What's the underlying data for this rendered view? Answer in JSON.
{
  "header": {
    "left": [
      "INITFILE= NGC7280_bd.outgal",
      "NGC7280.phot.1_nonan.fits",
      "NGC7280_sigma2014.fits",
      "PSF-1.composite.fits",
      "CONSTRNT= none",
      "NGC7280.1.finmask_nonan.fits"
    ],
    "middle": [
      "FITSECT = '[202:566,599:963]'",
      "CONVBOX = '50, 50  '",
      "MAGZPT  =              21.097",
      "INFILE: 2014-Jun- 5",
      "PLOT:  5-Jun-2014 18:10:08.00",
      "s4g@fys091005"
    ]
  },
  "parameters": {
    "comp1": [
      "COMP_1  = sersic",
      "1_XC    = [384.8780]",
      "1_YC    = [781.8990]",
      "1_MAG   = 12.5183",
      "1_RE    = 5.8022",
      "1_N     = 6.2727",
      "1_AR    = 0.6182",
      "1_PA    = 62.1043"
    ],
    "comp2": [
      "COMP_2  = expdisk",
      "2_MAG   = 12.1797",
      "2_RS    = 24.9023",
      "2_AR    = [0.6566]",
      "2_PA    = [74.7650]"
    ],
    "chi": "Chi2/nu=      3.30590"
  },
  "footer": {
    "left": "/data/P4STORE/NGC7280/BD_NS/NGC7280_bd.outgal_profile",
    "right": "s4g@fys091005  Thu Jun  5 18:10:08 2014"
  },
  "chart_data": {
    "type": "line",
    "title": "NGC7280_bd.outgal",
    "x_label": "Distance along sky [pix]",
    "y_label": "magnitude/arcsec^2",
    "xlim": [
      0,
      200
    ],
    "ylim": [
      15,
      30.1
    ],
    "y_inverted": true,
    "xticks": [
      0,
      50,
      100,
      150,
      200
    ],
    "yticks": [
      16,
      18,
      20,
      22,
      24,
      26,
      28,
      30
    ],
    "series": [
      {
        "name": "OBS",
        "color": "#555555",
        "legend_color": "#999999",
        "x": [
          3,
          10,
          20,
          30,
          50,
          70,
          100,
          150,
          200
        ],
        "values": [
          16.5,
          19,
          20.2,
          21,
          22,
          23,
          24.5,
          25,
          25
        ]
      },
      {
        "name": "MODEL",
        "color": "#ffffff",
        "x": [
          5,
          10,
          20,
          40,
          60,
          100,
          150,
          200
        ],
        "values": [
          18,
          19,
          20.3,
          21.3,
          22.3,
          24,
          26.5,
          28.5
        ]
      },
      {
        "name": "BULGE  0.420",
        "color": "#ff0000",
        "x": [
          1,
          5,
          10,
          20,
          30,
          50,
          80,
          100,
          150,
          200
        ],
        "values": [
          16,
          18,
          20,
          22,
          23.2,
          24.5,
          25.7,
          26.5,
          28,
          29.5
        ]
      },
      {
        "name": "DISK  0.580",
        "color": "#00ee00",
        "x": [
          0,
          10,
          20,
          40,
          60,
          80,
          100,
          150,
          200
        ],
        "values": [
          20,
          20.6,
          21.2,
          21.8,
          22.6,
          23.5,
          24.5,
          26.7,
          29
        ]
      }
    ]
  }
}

------

Set down all of the data above, word for word.

◆ Written solution:
What's the underlying data for this rendered view? Answer in JSON.
{
  "header": {
    "left": [
      "INITFILE= NGC7280_bd.outgal",
      "NGC7280.phot.1_nonan.fits",
      "NGC7280_sigma2014.fits",
      "PSF-1.composite.fits",
      "CONSTRNT= none",
      "NGC7280.1.finmask_nonan.fits"
    ],
    "middle": [
      "FITSECT = '[202:566,599:963]'",
      "CONVBOX = '50, 50  '",
      "MAGZPT  =              21.097",
      "INFILE: 2014-Jun- 5",
      "PLOT:  5-Jun-2014 18:10:08.00",
      "s4g@fys091005"
    ]
  },
  "parameters": {
    "comp1": [
      "COMP_1  = sersic",
      "1_XC    = [384.8780]",
      "1_YC    = [781.8990]",
      "1_MAG   = 12.5183",
      "1_RE    = 5.8022",
      "1_N     = 6.2727",
      "1_AR    = 0.6182",
      "1_PA    = 62.1043"
    ],
    "comp2": [
      "COMP_2  = expdisk",
      "2_MAG   = 12.1797",
      "2_RS    = 24.9023",
      "2_AR    = [0.6566]",
      "2_PA    = [74.7650]"
    ],
    "chi": "Chi2/nu=      3.30590"
  },
  "footer": {
    "left": "/data/P4STORE/NGC7280/BD_NS/NGC7280_bd.outgal_profile",
    "right": "s4g@fys091005  Thu Jun  5 18:10:08 2014"
  },
  "chart_data": {
    "type": "line",
    "title": "NGC7280_bd.outgal",
    "x_label": "Distance along sky [pix]",
    "y_label": "magnitude/arcsec^2",
    "xlim": [
      0,
      200
    ],
    "ylim": [
      15,
      30.1
    ],
    "y_inverted": true,
    "xticks": [
      0,
      50,
      100,
      150,
      200
    ],
    "yticks": [
      16,
      18,
      20,
      22,
      24,
      26,
      28,
      30
    ],
    "series": [
      {
        "name": "OBS",
        "color": "#555555",
        "legend_color": "#999999",
        "x": [
          3,
          10,
          20,
          30,
          50,
          70,
          100,
          150,
          200
        ],
        "values": [
          16.5,
          19,
          20.2,
          21,
          22,
          23,
          24.5,
          25,
          25
        ]
      },
      {
        "name": "MODEL",
        "color": "#ffffff",
        "x": [
          5,
          10,
          20,
          40,
          60,
          100,
          150,
          200
        ],
        "values": [
          18,
          19,
          20.3,
          21.3,
          22.3,
          24,
          26.5,
          28.5
        ]
      },
      {
        "name": "BULGE  0.420",
        "color": "#ff0000",
        "x": [
          1,
          5,
          10,
          20,
          30,
          50,
          80,
          100,
          150,
          200
        ],
        "values": [
          16,
          18,
          20,
          22,
          23.2,
          24.5,
          25.7,
          26.5,
          28,
          29.5
        ]
      },
      {
        "name": "DISK  0.580",
        "color": "#00ee00",
        "x": [
          0,
          10,
          20,
          40,
          60,
          80,
          100,
          150,
          200
        ],
        "values": [
          20,
          20.6,
          21.2,
          21.8,
          22.6,
          23.5,
          24.5,
          26.7,
          29
        ]
      }
    ]
  }
}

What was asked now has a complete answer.